[Data to use]

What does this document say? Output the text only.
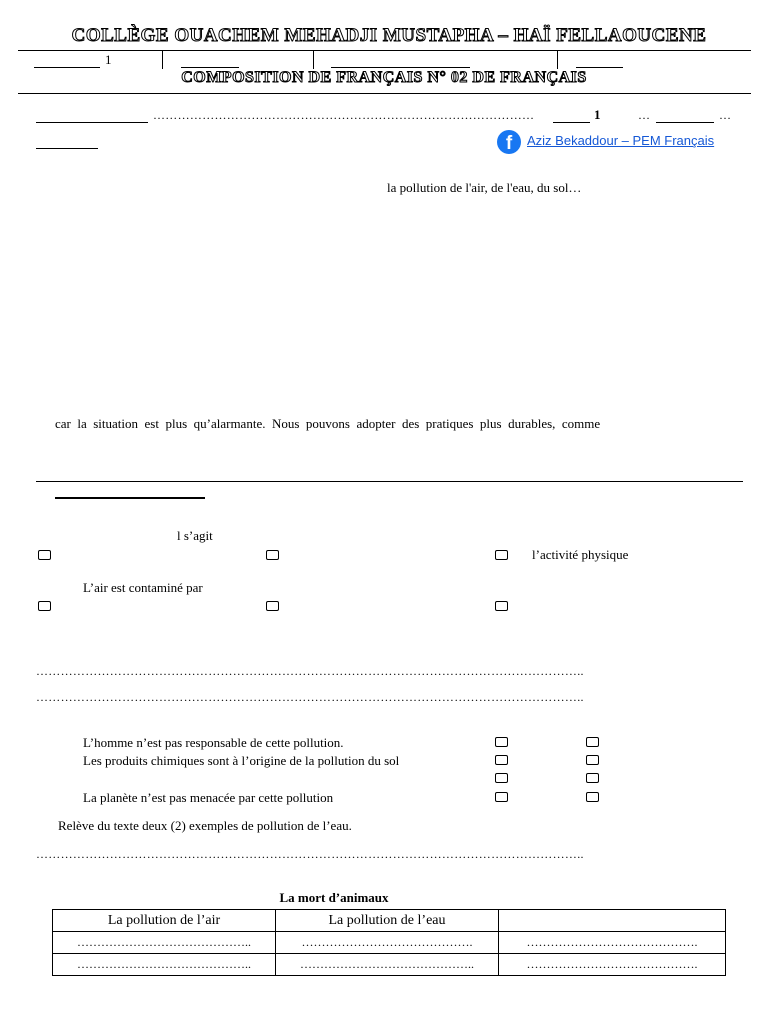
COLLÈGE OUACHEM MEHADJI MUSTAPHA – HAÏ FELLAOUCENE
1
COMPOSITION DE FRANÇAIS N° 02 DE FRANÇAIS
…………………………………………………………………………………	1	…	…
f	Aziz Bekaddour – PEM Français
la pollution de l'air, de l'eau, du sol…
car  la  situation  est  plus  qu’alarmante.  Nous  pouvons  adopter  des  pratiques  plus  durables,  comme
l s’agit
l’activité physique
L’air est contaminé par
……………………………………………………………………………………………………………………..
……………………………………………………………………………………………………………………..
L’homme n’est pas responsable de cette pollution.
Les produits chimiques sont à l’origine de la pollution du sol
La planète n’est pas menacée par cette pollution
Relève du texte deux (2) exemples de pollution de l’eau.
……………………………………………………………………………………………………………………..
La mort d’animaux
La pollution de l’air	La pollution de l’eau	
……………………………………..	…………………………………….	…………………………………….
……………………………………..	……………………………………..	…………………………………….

...

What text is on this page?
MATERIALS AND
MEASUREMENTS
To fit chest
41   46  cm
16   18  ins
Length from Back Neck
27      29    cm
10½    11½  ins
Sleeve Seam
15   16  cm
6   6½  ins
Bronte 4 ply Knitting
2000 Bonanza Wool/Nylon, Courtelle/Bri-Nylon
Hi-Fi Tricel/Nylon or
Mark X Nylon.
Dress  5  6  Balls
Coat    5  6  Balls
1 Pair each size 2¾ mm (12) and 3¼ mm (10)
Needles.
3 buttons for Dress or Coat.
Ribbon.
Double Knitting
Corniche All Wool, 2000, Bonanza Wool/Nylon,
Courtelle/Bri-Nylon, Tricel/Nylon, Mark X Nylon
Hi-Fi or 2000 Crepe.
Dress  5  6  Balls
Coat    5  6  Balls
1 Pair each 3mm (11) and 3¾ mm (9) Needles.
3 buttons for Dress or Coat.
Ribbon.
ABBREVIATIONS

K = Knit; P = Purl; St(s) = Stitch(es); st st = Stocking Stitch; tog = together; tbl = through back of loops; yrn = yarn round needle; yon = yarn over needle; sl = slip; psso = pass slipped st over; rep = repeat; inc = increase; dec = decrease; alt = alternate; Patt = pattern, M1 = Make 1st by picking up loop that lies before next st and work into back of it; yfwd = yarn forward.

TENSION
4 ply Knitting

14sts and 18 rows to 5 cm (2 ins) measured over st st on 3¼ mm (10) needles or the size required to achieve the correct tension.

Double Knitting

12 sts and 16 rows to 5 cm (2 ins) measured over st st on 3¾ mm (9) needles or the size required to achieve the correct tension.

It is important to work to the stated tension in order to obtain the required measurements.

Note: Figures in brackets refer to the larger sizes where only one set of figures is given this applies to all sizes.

[Exercise requirements] Look over the listing. Pull out every line with the string "What" in it.

[The output]
What does this document say? Output the text only.
What text is on this page?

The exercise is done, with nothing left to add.